:: 本文 ::
◆ ◆ ◆ ◆ ◆
有機金属化合物は、ジルコニウムキレート系のジルコニウムテトラアセチルアセトネート(商品名マツモト交商・オルガチックスZC−700)を2−ブタノールに1重量%の濃度で希釈したものを用いた。この希釈液は、以降、ジルコニウム系の有機金属希釈液2と呼ぶ。基板としてガラス基板1を選定し、ジルコニウム系の有機金属希釈液2の塗布は、スピンコーティング法により行った。洗浄したガラス基板1をスピンコーターにセットした後に、ガラス基板1の表面にピペットを用いてジルコニウム系の有機金属希釈液2を基板全面の滴下後、ガラス基板1を所定の回転数で所定の時間、例えば、3000回転/分の回転数で30秒間保持することで、ガラス基板1の表面に、ジルコニウム系の有機金属希釈液2からなる膜を形成した。ジルコニウム系の有機金属希釈液2をガラス基板1に滴下後にスピンコーティングを行うと、余分なジルコニウム系の有機金属希釈液2は飛散すると共に、基板表面に残留したジルコニウム系の有機金属希釈液2の溶媒の一部は蒸発し、基板表面には膜が形成されることになる。図6に示したように、ガラス基板1の表面には膜即ち、金属酸化物膜前駆体4が形成されることになる。基板上に金属酸化物膜前駆体4を形成する工程を第1の工程とする。
◆ ◆ ◆ ◆ ◆
:: 参考資料 ::

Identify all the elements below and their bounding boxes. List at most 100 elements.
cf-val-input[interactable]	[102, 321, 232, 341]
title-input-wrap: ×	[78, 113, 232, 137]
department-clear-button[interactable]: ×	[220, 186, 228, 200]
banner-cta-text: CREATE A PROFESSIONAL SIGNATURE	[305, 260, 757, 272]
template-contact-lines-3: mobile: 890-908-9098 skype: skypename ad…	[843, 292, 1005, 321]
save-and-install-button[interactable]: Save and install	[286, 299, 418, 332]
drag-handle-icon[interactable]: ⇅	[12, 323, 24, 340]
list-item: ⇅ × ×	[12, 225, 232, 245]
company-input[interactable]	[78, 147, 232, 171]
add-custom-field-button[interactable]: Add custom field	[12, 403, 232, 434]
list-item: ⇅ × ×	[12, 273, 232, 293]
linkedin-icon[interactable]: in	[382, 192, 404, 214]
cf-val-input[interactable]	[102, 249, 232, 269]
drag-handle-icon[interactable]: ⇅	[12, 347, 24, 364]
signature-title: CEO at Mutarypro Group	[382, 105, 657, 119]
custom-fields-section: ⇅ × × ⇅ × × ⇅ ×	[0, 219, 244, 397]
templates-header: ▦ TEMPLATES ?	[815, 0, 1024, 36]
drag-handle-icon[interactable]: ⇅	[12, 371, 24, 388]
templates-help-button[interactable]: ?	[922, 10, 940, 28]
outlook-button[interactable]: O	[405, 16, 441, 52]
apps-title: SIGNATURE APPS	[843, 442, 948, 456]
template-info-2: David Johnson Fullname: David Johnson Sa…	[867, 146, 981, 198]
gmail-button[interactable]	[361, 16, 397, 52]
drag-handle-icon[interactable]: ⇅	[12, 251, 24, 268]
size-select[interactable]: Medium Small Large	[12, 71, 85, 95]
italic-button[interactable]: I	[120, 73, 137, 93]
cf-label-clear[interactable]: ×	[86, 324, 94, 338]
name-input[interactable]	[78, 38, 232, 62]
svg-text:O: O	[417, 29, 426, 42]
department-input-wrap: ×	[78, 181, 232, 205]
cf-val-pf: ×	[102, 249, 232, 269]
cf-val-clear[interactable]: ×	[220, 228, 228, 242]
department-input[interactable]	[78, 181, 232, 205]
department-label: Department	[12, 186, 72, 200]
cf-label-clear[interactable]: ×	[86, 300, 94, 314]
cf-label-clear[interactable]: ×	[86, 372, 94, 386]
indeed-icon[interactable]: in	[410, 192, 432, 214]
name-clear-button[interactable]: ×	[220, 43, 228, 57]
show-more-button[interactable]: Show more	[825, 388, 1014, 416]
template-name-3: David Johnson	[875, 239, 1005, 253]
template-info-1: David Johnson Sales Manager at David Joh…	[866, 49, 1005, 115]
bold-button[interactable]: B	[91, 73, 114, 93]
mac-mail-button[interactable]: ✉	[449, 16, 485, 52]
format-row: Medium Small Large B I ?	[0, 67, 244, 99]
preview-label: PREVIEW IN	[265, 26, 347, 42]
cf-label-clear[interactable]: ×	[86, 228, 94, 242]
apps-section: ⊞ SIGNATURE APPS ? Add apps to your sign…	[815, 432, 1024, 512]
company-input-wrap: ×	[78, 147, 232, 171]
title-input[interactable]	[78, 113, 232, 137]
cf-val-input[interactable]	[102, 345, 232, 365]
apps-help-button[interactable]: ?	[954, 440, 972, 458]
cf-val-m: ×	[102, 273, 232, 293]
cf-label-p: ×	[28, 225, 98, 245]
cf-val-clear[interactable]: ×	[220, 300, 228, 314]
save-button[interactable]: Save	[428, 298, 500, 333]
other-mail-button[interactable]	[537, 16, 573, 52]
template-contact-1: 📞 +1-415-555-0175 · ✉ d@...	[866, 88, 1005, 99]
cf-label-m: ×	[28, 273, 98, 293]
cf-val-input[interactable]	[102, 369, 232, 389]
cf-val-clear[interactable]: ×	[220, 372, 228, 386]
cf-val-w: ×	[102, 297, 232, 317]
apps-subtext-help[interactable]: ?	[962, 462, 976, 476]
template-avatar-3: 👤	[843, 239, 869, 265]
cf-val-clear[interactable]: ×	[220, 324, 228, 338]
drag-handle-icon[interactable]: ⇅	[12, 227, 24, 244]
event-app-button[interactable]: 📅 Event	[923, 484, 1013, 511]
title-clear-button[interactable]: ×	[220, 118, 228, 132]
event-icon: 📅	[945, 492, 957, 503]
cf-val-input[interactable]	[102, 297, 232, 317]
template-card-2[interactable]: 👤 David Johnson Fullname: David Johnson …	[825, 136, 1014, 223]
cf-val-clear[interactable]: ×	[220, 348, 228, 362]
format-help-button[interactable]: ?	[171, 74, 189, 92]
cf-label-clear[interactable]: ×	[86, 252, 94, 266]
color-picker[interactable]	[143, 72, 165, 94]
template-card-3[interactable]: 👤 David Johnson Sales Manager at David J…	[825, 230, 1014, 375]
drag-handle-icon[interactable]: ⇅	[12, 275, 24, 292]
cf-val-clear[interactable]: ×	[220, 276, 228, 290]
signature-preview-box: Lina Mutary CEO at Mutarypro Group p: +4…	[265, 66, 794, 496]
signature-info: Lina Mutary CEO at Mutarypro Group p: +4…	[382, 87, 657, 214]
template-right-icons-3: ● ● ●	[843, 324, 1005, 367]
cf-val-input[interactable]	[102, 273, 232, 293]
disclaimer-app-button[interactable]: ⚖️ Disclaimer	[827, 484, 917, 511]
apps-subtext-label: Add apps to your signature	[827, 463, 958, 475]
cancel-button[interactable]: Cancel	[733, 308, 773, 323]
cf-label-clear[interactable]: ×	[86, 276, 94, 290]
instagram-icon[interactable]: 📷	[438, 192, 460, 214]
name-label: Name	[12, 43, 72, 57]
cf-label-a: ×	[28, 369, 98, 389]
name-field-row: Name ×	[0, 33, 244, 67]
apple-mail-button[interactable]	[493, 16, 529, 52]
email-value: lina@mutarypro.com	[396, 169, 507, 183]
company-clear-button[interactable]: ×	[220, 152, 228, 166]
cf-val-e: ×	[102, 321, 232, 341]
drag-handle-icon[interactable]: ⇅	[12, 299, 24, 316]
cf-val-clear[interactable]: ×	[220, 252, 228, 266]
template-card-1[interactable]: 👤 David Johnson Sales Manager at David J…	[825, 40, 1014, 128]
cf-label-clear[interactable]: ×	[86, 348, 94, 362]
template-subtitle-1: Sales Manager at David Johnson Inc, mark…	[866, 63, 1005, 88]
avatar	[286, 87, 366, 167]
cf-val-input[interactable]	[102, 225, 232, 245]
◆ ◆ ◆ ◆ ◆
:: 記述問題 1 ::
本文で、スピンコーティングの際にガラス基板1を保持する回転数と時間の例は何か。
:: 記述問題 2 ::
参考資料の行の先頭から始め、「442, 948, 456]」を含む行で終えて、その範囲の各行を1つの文字列とするJSONリストで表しなさい。両端の行も含め、空行は除くこと。
本文と参考資料は、それぞれ別の出典から取られている。

:: 正答 1 ::
3000回転/分の回転数で30秒間である。

:: 正答 2 ::
[
  "Identify all the elements below and their bounding boxes. List at most 100 elements.",
  "cf-val-input[interactable]\t[102, 321, 232, 341]",
  "title-input-wrap: ×\t[78, 113, 232, 137]",
  "department-clear-button[interactable]: ×\t[220, 186, 228, 200]",
  "banner-cta-text: CREATE A PROFESSIONAL SIGNATURE\t[305, 260, 757, 272]",
  "template-contact-lines-3: mobile: 890-908-9098 skype: skypename ad…\t[843, 292, 1005, 321]",
  "save-and-install-button[interactable]: Save and install\t[286, 299, 418, 332]",
  "drag-handle-icon[interactable]: ⇅\t[12, 323, 24, 340]",
  "list-item: ⇅ × ×\t[12, 225, 232, 245]",
  "company-input[interactable]\t[78, 147, 232, 171]",
  "add-custom-field-button[interactable]: Add custom field\t[12, 403, 232, 434]",
  "list-item: ⇅ × ×\t[12, 273, 232, 293]",
  "linkedin-icon[interactable]: in\t[382, 192, 404, 214]",
  "cf-val-input[interactable]\t[102, 249, 232, 269]",
  "drag-handle-icon[interactable]: ⇅\t[12, 347, 24, 364]",
  "signature-title: CEO at Mutarypro Group\t[382, 105, 657, 119]",
  "custom-fields-section: ⇅ × × ⇅ × × ⇅ ×\t[0, 219, 244, 397]",
  "templates-header: ▦ TEMPLATES ?\t[815, 0, 1024, 36]",
  "drag-handle-icon[interactable]: ⇅\t[12, 371, 24, 388]",
  "templates-help-button[interactable]: ?\t[922, 10, 940, 28]",
  "outlook-button[interactable]: O\t[405, 16, 441, 52]",
  "apps-title: SIGNATURE APPS\t[843, 442, 948, 456]"
]